## Stored data

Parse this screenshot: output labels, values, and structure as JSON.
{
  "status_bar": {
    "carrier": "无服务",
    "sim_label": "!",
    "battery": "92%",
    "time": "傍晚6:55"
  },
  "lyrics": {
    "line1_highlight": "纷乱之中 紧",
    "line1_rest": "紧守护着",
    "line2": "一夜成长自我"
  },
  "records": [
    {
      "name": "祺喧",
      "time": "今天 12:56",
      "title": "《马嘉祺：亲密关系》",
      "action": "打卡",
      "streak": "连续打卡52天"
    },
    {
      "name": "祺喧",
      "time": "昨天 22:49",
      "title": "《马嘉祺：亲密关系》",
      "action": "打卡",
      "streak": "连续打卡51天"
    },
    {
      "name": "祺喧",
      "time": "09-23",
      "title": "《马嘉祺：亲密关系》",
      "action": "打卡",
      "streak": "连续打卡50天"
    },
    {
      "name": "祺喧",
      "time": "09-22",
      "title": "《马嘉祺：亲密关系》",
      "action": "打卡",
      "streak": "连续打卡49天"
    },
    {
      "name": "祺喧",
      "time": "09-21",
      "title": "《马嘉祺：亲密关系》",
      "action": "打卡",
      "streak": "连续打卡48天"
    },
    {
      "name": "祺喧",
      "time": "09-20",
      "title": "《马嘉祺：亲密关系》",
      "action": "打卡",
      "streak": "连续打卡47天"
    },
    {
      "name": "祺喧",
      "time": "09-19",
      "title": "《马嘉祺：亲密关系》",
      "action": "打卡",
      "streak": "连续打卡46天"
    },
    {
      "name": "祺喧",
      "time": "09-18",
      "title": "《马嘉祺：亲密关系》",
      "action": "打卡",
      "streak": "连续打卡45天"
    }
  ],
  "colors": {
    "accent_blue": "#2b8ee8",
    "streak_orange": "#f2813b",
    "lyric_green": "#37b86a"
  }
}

## WHAT YOU SHOULD DO
Identify every line holding the word "time" and copy it out.

## THE COMPLETED TASK
    "time": "傍晚6:55"
      "time": "今天 12:56",
      "time": "昨天 22:49",
      "time": "09-23",
      "time": "09-22",
      "time": "09-21",
      "time": "09-20",
      "time": "09-19",
      "time": "09-18",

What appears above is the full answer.